→ **WHAT TO WORK ON**: For each line of the data below that holds "name", copy the line.

>> start RECORD EXTRACTS

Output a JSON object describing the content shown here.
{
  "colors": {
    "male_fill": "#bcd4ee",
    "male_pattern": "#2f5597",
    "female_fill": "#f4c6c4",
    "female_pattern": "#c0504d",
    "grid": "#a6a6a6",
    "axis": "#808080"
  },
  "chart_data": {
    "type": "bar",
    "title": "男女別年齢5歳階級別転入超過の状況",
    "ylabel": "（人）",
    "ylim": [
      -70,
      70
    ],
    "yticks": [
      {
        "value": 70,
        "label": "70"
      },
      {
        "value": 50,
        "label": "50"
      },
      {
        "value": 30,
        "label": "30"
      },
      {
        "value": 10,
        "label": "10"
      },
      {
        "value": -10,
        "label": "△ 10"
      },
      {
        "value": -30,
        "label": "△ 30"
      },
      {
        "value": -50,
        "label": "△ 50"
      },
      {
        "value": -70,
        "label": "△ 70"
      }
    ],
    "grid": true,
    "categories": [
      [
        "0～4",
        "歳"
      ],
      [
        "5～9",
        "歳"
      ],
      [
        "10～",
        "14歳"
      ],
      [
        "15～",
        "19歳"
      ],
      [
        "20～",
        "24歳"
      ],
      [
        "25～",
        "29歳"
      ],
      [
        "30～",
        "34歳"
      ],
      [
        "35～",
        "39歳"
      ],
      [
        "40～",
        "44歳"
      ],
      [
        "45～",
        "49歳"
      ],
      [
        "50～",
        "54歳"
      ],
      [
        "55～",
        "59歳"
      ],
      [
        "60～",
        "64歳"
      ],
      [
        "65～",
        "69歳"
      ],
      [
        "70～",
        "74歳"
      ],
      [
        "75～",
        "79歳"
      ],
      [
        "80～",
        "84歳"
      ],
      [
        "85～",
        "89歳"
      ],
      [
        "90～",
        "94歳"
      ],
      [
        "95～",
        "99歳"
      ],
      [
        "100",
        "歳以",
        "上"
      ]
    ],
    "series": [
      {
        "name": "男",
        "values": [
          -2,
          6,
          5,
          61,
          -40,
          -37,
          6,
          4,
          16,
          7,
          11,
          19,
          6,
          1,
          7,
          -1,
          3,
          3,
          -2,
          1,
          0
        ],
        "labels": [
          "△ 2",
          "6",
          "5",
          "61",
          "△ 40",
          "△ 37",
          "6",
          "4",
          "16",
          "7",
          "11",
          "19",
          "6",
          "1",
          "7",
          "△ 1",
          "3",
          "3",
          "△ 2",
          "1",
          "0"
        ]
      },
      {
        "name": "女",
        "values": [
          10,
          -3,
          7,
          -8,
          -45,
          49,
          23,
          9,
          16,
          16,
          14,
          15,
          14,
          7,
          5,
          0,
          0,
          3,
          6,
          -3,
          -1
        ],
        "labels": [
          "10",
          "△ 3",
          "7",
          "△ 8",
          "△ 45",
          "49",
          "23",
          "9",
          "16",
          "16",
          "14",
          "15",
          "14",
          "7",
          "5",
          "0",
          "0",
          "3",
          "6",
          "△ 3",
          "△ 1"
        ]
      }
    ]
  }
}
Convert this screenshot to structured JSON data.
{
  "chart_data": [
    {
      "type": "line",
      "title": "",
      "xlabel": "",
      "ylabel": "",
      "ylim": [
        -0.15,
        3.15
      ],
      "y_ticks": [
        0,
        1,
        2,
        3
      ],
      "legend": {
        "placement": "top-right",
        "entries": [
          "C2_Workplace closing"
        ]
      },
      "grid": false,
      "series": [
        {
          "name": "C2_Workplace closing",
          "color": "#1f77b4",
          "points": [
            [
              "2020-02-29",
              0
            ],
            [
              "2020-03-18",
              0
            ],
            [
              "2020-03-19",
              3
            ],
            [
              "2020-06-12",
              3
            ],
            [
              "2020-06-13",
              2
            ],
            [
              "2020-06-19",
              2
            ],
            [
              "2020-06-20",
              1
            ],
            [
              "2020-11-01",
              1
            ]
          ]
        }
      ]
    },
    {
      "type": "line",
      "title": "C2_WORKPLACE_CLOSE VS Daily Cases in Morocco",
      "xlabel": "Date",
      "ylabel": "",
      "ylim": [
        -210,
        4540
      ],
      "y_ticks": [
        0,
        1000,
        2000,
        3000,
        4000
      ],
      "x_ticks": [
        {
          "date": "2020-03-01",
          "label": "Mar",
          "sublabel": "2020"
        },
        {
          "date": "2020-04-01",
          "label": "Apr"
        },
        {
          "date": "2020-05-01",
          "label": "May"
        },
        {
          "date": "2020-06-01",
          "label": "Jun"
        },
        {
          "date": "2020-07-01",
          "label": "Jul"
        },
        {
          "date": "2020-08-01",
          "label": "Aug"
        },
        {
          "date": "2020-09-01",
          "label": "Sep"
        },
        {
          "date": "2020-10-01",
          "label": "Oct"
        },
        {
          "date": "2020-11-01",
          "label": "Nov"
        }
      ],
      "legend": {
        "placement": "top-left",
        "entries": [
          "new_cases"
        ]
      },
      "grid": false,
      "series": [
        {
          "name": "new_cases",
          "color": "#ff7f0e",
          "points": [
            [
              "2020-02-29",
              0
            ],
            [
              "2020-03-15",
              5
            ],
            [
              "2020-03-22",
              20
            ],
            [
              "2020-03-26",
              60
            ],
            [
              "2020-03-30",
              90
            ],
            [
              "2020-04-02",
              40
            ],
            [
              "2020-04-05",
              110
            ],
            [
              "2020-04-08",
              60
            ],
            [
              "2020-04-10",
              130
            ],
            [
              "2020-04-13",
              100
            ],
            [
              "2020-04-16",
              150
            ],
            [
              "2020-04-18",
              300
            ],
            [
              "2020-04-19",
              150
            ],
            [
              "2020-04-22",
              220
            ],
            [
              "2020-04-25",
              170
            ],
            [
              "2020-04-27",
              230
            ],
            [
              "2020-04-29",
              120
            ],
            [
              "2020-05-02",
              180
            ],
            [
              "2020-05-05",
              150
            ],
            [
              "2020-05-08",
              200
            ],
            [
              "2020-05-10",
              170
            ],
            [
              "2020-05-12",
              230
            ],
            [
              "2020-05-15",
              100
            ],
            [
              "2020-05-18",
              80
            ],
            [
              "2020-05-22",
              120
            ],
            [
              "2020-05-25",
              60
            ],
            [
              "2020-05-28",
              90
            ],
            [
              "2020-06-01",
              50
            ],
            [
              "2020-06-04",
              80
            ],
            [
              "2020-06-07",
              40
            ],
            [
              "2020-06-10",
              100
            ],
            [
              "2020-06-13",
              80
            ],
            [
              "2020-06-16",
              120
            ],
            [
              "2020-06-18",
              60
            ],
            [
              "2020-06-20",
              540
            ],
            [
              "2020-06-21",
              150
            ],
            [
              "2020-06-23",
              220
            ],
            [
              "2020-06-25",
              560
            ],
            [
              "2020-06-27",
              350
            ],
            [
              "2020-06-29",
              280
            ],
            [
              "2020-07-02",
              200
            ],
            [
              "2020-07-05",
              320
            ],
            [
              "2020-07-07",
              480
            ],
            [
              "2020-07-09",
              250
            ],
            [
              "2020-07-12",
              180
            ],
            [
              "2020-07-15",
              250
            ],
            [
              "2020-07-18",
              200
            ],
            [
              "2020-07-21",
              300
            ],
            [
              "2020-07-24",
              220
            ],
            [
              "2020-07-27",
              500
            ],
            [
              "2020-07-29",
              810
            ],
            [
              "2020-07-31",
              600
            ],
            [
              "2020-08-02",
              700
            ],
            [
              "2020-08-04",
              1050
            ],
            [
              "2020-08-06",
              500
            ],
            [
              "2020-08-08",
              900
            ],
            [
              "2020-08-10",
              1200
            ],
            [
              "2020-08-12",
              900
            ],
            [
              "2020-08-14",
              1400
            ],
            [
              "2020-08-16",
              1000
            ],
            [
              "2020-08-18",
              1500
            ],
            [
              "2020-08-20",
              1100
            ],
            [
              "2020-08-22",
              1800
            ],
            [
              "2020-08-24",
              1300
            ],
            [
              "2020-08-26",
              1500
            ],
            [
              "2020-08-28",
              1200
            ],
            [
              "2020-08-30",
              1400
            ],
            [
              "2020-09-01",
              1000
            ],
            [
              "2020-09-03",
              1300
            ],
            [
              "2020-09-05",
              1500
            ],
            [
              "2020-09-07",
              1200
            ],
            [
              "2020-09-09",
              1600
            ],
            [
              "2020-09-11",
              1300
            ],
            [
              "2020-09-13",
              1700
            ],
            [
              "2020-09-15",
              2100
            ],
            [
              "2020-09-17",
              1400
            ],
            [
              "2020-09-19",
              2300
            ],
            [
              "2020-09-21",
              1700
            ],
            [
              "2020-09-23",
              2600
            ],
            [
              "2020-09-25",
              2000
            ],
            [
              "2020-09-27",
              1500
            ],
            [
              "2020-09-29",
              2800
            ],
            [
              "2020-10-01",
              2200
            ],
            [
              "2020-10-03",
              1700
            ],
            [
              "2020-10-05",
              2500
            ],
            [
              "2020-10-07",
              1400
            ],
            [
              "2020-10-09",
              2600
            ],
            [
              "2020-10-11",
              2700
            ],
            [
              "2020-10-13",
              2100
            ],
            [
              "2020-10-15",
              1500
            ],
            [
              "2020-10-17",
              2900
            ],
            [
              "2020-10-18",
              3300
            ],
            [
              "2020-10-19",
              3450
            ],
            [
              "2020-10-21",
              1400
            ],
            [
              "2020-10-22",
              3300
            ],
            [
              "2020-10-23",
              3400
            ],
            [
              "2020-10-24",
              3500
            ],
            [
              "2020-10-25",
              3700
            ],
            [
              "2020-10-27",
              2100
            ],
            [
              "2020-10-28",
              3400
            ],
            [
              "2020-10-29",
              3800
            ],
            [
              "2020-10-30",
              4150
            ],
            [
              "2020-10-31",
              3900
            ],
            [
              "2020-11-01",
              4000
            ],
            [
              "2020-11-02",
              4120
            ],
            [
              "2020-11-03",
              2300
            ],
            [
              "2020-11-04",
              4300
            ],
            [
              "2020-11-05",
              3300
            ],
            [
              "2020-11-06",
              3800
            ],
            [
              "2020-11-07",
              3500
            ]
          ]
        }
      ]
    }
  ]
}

>> end RECORD EXTRACTS

→ **SOLUTION FOR THIS EXERCISE**:
        "name": "男",
        "name": "女",
          "name": "C2_Workplace closing",
          "name": "new_cases",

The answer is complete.